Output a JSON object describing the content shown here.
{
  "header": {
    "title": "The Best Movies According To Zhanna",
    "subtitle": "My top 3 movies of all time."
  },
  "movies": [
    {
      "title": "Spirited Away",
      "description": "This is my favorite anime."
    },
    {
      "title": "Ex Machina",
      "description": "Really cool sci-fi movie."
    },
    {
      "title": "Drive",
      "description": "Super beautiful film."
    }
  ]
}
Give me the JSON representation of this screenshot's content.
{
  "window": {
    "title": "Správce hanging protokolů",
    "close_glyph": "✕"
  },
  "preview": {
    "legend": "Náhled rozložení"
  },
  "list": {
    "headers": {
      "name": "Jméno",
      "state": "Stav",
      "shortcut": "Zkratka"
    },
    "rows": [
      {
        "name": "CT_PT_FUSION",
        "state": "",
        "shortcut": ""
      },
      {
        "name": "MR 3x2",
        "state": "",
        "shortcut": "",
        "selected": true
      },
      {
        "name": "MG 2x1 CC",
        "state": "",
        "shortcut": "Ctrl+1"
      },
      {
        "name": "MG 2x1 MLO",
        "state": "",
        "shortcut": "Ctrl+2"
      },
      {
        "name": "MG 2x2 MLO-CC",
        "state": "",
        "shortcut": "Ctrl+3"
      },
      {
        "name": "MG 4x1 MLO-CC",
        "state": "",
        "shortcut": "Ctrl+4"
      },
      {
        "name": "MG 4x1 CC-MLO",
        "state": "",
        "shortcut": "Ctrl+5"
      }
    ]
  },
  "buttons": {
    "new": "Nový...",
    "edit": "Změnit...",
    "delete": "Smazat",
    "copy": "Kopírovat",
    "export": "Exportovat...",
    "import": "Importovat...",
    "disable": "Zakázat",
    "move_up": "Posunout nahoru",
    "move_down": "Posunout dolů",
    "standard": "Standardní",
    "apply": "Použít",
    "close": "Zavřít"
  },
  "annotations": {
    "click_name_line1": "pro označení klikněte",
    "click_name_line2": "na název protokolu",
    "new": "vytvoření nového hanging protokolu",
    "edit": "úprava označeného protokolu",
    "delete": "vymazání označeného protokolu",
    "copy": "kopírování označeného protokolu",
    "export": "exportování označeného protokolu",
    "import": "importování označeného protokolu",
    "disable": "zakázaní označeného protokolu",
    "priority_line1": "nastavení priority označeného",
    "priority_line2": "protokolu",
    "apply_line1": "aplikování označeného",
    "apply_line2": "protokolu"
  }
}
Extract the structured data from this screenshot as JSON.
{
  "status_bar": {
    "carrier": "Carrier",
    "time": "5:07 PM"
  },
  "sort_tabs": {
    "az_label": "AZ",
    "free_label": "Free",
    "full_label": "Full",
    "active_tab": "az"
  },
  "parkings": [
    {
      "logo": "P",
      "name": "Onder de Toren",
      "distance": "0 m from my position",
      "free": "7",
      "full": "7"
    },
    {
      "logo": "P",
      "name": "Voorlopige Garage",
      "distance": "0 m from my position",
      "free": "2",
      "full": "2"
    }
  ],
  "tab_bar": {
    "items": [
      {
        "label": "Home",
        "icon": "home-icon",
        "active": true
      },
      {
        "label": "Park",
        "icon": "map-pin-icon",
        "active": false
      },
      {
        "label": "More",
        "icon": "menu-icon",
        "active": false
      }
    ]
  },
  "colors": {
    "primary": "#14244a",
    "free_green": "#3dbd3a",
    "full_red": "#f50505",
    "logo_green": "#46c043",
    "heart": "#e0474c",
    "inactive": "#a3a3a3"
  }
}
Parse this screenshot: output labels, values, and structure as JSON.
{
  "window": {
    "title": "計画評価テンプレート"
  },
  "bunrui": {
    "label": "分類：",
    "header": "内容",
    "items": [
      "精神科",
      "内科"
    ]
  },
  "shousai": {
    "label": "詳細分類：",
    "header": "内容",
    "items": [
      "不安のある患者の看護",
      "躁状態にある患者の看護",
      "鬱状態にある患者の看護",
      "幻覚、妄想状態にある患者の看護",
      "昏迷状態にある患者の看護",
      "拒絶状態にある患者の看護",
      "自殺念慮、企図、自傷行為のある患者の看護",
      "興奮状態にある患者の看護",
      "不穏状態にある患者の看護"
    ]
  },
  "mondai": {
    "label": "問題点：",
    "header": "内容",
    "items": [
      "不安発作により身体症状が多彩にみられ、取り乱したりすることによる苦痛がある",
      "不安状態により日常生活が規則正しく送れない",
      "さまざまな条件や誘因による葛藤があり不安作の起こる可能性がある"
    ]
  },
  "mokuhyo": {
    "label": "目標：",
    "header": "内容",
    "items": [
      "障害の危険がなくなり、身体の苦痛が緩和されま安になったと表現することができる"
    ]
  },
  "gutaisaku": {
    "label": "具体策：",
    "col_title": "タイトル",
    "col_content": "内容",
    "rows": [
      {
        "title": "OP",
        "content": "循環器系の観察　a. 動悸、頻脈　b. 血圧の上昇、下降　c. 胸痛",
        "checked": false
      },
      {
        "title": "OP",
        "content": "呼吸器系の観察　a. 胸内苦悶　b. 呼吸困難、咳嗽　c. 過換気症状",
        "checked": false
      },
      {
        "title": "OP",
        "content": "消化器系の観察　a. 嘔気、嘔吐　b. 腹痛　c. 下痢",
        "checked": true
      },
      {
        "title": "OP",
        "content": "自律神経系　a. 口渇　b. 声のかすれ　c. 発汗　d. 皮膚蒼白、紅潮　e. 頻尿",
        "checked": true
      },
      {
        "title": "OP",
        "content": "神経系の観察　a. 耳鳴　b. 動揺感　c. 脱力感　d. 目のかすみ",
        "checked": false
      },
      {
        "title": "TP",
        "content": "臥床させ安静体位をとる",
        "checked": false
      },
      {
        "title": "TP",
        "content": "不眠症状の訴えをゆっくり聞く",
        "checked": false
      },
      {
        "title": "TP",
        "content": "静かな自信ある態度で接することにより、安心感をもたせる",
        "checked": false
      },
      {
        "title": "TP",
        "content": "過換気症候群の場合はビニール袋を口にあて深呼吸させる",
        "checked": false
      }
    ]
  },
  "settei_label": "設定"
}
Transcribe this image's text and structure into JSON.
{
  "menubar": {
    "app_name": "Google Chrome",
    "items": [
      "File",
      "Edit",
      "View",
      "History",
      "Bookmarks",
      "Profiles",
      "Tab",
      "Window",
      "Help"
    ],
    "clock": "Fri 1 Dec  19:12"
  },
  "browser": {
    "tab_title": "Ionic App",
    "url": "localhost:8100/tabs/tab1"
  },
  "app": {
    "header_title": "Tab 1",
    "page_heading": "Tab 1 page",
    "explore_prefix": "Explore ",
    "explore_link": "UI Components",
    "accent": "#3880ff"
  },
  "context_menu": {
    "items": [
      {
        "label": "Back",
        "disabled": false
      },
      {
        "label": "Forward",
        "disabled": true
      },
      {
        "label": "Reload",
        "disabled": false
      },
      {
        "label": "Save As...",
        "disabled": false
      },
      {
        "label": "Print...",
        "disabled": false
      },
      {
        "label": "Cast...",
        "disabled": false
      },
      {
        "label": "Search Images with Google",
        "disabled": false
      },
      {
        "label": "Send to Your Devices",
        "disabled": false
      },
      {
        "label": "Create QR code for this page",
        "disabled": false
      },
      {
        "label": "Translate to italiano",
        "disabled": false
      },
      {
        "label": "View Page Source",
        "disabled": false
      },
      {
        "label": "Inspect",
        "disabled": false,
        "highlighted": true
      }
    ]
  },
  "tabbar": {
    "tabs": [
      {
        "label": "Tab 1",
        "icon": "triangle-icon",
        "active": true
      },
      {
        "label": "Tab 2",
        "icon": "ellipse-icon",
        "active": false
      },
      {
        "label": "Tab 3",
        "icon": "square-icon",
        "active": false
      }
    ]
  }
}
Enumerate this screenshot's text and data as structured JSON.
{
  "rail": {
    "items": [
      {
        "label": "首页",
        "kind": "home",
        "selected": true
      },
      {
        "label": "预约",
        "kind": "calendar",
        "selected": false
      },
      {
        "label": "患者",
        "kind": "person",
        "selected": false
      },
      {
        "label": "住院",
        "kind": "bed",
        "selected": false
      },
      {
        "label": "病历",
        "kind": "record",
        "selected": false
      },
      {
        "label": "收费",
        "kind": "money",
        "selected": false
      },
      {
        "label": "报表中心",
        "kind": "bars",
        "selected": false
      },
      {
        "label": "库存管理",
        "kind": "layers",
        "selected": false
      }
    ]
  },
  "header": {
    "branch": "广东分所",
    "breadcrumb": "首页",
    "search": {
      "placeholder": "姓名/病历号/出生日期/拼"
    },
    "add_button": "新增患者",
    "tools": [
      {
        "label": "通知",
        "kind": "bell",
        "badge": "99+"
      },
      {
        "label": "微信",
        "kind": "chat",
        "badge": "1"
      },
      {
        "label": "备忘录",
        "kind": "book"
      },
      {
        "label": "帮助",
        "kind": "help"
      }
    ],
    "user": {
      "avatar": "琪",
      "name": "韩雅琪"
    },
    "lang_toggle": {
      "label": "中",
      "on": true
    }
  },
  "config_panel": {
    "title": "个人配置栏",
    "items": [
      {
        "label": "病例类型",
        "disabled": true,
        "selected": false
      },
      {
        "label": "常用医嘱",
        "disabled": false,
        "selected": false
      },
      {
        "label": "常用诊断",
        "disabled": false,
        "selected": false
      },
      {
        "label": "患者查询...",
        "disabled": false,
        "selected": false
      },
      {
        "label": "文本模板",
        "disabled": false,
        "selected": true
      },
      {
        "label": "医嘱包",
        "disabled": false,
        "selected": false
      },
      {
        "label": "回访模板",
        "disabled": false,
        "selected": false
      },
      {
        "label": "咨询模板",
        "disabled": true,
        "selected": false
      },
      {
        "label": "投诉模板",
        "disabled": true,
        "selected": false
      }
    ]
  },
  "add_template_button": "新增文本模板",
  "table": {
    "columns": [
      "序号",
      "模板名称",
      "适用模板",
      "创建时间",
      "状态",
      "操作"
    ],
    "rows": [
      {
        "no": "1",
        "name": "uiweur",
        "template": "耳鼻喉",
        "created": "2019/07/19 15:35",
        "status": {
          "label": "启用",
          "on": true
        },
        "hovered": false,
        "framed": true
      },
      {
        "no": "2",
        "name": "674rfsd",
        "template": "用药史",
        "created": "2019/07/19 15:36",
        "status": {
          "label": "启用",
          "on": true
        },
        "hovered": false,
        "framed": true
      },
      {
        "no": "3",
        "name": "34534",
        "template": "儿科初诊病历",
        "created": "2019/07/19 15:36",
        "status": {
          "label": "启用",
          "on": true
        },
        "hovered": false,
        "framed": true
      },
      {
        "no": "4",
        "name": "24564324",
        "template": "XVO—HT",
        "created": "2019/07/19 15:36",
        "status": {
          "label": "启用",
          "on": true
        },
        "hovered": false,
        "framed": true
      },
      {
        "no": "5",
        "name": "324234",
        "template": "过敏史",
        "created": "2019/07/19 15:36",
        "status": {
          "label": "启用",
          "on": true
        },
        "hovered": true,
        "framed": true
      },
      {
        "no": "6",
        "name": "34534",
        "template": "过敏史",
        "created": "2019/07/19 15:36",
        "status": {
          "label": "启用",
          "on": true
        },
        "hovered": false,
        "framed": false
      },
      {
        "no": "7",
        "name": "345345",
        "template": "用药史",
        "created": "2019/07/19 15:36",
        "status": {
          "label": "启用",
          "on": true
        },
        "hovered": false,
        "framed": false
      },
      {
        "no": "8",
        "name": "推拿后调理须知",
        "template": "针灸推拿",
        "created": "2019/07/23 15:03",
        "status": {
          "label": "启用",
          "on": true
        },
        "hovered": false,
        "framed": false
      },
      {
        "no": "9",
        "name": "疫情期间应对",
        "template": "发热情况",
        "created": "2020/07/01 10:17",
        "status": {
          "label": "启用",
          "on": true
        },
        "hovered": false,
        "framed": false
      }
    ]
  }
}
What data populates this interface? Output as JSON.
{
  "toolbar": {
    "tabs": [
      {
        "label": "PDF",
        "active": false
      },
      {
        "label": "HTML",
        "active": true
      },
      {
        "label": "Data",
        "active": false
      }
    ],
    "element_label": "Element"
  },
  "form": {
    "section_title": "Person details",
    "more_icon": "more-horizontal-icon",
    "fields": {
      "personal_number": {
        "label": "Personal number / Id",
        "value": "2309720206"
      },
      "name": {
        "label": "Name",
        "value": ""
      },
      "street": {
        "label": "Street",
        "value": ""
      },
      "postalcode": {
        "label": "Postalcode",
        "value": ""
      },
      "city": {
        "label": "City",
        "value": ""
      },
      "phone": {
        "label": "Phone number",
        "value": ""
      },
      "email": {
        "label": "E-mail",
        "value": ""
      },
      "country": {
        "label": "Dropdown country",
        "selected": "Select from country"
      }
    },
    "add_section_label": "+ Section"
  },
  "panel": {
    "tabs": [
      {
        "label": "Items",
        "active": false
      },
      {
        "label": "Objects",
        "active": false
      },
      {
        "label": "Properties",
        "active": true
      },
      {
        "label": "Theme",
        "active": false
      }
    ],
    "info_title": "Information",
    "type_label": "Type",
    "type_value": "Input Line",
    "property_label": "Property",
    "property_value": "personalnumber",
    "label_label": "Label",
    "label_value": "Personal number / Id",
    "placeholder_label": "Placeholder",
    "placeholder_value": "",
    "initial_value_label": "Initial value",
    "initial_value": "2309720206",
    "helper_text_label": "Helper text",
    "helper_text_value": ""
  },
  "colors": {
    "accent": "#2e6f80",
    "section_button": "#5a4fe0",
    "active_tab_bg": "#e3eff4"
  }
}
***
YOUR INSTRUCTIONS: From the entries, report each line that includes the word "JSON".

FINAL ANSWER:
Output a JSON object describing the content shown here.
Give me the JSON representation of this screenshot's content.
Extract the structured data from this screenshot as JSON.
Parse this screenshot: output labels, values, and structure as JSON.
Transcribe this image's text and structure into JSON.
Enumerate this screenshot's text and data as structured JSON.
What data populates this interface? Output as JSON.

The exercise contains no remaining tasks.